■ **WHAT YOU ARE ASKED TO DO**
Copy the stretch from the start of the records through the line containing "footnote-separator (90, 763, 220, 764)", swapping "localize" for "locate" and leaving everything else unchanged.

■ **LISTED ENTRIES**
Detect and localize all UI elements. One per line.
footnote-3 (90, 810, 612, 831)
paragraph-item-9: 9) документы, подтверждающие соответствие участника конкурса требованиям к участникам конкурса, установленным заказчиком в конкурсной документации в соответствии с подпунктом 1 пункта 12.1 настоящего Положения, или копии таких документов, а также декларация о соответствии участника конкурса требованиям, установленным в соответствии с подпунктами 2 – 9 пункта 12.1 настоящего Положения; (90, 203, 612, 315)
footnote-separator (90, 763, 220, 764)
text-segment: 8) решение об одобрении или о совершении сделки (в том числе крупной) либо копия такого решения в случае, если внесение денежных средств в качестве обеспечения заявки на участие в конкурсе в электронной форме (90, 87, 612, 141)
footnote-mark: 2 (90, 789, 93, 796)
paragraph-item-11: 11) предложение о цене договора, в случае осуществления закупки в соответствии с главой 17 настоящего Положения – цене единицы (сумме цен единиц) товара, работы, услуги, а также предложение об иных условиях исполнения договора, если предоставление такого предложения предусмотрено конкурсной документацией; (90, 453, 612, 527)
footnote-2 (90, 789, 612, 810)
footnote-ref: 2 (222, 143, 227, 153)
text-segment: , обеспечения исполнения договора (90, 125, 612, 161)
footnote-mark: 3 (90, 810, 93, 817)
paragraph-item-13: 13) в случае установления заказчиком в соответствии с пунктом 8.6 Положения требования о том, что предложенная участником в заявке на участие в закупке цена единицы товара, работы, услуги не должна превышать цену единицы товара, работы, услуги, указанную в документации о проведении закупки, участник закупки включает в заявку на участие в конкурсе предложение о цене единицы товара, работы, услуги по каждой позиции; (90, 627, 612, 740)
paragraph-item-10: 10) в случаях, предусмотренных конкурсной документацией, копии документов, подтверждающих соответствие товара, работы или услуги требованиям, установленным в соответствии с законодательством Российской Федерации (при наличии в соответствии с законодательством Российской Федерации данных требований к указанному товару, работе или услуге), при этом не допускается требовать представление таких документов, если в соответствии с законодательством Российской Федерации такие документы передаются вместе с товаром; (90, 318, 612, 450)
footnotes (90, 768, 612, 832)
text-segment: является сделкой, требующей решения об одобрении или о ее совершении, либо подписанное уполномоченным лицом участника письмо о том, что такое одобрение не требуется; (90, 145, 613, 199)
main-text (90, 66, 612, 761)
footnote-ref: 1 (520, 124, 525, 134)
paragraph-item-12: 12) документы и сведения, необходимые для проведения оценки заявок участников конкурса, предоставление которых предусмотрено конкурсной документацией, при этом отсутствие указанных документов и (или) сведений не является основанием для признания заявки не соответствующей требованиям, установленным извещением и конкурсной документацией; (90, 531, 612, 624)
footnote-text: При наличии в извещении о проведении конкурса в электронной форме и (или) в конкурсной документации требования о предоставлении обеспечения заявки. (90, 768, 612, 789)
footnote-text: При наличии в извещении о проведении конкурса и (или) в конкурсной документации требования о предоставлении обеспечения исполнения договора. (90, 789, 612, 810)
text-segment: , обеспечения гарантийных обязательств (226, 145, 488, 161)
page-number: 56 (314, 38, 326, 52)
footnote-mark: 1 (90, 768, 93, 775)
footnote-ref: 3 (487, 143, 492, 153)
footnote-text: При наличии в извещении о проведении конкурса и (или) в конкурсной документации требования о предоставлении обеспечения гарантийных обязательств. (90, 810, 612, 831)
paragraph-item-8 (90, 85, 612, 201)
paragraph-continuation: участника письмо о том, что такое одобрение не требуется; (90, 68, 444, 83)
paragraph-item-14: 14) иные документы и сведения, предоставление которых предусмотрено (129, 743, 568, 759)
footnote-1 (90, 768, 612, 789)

■ **SOLUTION FOR THIS PROBLEM**
Detect and locate all UI elements. One per line.
footnote-3 (90, 810, 612, 831)
paragraph-item-9: 9) документы, подтверждающие соответствие участника конкурса требованиям к участникам конкурса, установленным заказчиком в конкурсной документации в соответствии с подпунктом 1 пункта 12.1 настоящего Положения, или копии таких документов, а также декларация о соответствии участника конкурса требованиям, установленным в соответствии с подпунктами 2 – 9 пункта 12.1 настоящего Положения; (90, 203, 612, 315)
footnote-separator (90, 763, 220, 764)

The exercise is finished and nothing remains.